*Your task*
Copy out all lines that carry the word "colormap".

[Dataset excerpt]
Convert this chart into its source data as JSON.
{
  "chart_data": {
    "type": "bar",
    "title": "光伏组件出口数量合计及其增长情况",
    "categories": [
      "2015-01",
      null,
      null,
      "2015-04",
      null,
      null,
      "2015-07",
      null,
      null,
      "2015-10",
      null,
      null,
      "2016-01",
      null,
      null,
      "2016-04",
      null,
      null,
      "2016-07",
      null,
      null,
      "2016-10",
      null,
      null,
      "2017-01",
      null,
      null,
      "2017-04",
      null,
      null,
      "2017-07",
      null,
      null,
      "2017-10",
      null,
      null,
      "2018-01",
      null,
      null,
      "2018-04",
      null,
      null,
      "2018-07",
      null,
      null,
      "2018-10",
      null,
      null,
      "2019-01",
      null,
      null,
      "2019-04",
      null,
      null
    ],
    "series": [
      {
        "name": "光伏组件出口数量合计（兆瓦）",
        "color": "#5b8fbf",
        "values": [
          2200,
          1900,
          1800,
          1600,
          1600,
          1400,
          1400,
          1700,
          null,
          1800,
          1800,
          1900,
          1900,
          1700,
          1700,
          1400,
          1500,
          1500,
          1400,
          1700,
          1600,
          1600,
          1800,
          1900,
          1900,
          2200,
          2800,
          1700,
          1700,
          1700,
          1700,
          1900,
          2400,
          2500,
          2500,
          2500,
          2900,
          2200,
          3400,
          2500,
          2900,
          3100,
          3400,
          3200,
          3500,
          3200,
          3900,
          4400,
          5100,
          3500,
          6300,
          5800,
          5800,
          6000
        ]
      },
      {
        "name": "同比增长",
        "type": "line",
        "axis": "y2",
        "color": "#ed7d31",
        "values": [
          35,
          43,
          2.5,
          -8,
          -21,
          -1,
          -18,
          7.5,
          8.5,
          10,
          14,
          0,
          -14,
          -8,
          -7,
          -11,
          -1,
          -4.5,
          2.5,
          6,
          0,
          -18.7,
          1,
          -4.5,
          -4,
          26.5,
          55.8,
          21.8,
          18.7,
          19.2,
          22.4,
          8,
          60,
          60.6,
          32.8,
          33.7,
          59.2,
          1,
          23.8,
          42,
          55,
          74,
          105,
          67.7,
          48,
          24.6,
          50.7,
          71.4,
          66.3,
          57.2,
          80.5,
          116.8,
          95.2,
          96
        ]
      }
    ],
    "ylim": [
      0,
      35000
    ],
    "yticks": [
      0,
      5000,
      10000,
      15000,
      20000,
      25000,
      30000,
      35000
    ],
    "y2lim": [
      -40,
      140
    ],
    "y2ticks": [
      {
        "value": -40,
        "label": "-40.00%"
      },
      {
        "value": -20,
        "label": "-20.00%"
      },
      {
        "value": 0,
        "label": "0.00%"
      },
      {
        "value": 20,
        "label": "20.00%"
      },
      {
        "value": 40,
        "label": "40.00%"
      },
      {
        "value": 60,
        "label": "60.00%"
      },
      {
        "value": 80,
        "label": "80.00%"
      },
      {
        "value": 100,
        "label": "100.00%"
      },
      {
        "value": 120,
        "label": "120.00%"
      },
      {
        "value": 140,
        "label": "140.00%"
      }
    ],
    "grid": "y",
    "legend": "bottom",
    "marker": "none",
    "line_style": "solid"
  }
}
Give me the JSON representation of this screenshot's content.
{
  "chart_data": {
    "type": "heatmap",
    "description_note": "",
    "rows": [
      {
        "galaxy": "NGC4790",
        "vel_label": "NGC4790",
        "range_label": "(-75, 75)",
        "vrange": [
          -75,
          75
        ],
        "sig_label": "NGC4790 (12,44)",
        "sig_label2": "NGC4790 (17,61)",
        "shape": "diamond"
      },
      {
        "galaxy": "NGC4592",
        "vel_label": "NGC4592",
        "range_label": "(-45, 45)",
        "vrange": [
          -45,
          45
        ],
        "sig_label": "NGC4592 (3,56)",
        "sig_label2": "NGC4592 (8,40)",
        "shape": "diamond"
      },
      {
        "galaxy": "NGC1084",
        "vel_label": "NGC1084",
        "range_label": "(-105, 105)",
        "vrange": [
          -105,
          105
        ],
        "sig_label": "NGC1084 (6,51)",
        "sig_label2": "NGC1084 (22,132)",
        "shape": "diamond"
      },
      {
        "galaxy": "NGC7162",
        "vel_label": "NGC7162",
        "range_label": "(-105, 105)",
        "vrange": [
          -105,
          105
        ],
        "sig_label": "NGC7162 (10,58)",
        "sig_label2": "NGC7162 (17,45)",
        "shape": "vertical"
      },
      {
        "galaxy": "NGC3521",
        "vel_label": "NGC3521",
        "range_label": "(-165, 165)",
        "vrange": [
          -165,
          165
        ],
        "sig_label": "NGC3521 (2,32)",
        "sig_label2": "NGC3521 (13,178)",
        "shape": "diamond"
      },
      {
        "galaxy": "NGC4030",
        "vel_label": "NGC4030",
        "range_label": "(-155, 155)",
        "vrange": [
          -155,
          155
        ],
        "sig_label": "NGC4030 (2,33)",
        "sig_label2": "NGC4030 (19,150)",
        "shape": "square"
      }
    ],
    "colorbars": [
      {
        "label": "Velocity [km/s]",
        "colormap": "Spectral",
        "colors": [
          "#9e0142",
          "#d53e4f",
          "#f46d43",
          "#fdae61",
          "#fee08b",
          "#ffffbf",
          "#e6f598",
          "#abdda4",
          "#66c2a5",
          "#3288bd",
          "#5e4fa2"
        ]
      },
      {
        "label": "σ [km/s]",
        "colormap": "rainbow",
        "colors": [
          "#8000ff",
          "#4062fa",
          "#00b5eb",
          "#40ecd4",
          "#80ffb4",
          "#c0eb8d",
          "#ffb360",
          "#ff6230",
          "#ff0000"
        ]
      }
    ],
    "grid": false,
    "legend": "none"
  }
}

*Response to the exercise*
        "colormap": "Spectral",
        "colormap": "rainbow",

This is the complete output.